What is being asked:
Return the complete listing that follows, with each line reproduced exactly.

Data provided:
# # #

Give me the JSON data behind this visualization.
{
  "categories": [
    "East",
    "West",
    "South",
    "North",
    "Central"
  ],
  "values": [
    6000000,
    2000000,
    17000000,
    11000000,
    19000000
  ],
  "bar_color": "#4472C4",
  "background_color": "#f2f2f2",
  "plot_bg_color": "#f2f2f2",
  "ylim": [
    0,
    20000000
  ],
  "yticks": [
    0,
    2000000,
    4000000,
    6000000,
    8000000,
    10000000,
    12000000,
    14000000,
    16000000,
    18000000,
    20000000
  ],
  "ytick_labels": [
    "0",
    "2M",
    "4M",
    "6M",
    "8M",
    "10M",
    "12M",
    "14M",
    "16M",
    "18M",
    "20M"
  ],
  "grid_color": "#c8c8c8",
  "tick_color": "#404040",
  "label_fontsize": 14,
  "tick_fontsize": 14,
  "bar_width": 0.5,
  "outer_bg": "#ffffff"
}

# # #

Result of the task:
Give me the JSON data behind this visualization.
{
  "categories": [
    "East",
    "West",
    "South",
    "North",
    "Central"
  ],
  "values": [
    6000000,
    2000000,
    17000000,
    11000000,
    19000000
  ],
  "bar_color": "#4472C4",
  "background_color": "#f2f2f2",
  "plot_bg_color": "#f2f2f2",
  "ylim": [
    0,
    20000000
  ],
  "yticks": [
    0,
    2000000,
    4000000,
    6000000,
    8000000,
    10000000,
    12000000,
    14000000,
    16000000,
    18000000,
    20000000
  ],
  "ytick_labels": [
    "0",
    "2M",
    "4M",
    "6M",
    "8M",
    "10M",
    "12M",
    "14M",
    "16M",
    "18M",
    "20M"
  ],
  "grid_color": "#c8c8c8",
  "tick_color": "#404040",
  "label_fontsize": 14,
  "tick_fontsize": 14,
  "bar_width": 0.5,
  "outer_bg": "#ffffff"
}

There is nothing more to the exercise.